Short task → Gather the lines that hold the string "Mensch".

Data →
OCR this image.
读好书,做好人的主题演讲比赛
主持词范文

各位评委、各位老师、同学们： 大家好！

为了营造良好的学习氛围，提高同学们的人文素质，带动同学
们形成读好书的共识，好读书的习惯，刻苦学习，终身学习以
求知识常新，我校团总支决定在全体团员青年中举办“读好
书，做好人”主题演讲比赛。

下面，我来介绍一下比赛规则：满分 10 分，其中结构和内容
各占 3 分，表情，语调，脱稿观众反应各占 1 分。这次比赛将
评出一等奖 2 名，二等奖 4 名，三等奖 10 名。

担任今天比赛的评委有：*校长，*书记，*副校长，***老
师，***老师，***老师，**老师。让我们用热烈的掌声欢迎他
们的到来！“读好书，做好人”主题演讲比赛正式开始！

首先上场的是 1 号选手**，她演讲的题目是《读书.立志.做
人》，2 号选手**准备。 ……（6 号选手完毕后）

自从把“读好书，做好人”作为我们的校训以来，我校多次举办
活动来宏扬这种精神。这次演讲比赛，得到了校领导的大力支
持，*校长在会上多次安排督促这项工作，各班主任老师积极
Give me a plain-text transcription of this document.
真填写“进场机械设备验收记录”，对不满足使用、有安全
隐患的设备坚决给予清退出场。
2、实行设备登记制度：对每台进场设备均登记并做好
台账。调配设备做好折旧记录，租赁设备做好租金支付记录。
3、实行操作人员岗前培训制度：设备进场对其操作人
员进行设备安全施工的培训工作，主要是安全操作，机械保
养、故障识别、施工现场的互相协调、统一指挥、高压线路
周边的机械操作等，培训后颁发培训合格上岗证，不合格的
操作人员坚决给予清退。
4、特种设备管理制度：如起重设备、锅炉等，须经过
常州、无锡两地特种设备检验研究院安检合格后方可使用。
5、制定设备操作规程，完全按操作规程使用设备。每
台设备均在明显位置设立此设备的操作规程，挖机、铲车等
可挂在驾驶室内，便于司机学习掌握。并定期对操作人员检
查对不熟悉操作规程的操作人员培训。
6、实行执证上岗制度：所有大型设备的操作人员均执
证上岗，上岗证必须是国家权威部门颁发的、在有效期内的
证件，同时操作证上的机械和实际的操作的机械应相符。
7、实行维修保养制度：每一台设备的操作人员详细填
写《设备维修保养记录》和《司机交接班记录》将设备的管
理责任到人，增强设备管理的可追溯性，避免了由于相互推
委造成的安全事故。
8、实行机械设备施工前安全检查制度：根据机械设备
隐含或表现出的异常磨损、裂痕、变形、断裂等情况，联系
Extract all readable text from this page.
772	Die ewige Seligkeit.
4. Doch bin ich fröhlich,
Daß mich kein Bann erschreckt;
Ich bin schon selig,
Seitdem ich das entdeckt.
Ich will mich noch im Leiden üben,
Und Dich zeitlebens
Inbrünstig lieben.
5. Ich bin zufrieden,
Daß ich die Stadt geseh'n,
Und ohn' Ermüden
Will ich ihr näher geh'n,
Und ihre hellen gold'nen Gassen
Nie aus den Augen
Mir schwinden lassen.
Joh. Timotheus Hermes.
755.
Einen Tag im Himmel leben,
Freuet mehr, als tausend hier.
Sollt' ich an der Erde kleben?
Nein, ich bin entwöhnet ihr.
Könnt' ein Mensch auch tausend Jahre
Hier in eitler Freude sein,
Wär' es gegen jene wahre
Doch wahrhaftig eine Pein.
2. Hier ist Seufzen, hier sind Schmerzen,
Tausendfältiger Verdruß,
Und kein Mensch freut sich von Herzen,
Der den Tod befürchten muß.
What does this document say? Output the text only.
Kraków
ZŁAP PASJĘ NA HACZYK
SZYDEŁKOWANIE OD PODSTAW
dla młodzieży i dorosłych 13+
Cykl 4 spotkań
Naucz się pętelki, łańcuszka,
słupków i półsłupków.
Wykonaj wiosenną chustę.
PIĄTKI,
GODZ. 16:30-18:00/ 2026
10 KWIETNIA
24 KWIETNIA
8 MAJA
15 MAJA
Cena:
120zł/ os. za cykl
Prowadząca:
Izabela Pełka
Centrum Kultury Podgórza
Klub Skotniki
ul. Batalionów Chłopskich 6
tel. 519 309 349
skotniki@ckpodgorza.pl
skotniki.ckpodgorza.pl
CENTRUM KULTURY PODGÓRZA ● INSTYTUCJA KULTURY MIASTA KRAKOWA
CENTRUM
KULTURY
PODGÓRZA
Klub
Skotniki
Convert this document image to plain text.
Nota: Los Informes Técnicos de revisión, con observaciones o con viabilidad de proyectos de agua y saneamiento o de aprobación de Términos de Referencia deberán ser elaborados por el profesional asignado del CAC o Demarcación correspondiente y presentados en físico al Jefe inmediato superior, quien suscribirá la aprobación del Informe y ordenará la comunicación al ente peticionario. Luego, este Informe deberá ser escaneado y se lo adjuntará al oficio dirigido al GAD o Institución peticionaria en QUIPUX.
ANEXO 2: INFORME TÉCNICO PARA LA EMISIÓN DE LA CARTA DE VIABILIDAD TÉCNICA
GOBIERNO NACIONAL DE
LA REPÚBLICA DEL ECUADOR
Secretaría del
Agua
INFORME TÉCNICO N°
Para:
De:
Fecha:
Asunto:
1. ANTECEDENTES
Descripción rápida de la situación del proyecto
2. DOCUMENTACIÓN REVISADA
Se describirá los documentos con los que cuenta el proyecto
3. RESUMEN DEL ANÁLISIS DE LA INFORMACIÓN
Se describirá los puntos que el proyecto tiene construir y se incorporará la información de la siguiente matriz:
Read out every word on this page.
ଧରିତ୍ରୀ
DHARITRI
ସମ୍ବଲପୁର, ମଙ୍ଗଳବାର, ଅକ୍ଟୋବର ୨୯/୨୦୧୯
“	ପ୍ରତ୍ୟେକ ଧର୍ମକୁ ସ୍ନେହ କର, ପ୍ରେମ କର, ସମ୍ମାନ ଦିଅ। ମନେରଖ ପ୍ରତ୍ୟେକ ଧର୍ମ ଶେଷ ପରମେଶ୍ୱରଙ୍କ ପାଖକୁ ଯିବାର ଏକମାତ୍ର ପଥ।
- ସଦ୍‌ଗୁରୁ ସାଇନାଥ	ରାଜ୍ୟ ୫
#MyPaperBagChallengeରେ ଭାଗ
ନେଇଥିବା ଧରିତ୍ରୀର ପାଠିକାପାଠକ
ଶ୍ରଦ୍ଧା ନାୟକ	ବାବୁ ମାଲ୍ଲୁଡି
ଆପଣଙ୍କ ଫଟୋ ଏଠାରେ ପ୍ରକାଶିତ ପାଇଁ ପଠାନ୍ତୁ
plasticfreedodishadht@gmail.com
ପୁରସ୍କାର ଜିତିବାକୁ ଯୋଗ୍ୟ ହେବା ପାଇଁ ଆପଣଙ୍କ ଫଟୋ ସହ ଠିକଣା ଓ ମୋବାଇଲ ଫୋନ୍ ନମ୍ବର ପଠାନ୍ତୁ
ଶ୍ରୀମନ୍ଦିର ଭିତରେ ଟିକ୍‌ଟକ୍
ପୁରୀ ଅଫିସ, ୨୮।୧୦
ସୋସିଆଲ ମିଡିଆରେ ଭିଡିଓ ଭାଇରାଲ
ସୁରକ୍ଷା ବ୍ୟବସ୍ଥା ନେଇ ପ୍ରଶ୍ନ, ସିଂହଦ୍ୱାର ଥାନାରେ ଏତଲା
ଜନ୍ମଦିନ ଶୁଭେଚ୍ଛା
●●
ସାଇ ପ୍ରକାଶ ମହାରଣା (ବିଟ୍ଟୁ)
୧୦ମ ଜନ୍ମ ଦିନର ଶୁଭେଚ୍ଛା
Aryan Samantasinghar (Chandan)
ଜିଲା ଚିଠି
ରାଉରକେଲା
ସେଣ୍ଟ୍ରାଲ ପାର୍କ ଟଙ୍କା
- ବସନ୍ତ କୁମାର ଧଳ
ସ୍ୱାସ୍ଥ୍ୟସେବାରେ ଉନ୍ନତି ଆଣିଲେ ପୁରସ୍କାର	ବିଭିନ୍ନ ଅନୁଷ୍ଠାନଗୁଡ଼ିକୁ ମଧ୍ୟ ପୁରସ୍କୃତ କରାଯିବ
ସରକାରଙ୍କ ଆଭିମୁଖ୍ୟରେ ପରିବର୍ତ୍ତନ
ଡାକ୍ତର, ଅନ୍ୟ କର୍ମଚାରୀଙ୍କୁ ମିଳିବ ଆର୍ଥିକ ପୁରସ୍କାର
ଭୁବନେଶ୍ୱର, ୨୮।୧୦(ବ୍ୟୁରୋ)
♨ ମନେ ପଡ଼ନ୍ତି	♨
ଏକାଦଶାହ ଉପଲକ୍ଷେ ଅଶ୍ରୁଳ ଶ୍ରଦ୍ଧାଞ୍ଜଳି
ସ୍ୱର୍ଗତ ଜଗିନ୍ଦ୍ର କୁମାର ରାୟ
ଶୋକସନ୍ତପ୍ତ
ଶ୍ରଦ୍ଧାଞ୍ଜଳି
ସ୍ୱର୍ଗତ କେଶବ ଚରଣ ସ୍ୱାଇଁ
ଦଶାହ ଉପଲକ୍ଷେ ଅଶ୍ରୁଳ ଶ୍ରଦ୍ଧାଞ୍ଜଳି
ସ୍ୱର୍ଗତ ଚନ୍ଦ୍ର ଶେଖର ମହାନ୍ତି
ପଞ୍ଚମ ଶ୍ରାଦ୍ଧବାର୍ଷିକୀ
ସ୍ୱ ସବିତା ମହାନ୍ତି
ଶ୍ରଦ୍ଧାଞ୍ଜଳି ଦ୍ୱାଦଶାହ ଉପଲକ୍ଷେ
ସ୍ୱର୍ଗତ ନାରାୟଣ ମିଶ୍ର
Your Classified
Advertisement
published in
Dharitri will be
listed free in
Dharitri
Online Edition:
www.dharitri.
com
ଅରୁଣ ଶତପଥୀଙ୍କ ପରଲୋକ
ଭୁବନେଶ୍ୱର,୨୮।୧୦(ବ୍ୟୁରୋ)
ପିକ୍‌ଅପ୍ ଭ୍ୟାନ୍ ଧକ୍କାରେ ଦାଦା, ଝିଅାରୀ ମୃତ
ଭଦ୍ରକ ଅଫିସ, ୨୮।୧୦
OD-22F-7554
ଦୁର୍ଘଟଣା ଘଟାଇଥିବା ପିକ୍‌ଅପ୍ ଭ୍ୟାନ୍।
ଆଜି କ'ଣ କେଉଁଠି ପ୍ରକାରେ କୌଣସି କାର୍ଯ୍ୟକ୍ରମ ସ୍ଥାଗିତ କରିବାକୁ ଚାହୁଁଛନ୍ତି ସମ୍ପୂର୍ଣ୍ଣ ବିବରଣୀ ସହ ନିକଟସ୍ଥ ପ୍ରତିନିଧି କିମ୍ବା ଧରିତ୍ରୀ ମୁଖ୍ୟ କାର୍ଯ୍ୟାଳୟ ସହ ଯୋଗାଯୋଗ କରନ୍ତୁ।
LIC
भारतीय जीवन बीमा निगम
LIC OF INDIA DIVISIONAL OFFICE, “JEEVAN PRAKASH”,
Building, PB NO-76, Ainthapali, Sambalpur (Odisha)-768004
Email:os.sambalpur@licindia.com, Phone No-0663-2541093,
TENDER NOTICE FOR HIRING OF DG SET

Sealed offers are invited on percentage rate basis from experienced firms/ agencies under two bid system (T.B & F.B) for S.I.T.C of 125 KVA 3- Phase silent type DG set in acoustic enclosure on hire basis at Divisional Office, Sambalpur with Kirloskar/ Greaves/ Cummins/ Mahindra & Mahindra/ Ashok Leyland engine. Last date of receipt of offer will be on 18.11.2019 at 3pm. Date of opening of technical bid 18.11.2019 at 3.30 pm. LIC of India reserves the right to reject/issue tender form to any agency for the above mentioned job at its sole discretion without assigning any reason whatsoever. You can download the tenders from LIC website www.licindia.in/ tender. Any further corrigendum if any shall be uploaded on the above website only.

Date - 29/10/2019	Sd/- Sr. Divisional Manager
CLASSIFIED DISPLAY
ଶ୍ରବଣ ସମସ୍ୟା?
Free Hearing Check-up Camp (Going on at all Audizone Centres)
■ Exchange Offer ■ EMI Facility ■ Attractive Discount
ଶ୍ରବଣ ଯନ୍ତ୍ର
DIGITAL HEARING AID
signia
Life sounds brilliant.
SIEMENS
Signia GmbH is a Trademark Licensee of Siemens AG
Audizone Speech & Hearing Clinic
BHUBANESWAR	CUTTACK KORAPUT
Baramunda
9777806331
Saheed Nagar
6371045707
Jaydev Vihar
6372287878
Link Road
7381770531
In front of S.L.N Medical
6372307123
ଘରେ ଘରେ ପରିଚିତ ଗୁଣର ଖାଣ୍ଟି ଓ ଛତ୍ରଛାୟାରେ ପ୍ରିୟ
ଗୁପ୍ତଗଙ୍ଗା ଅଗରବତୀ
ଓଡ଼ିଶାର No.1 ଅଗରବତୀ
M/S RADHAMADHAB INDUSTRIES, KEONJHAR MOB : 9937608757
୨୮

Full output →
Könnt' ein Mensch auch tausend Jahre
Und kein Mensch freut sich von Herzen,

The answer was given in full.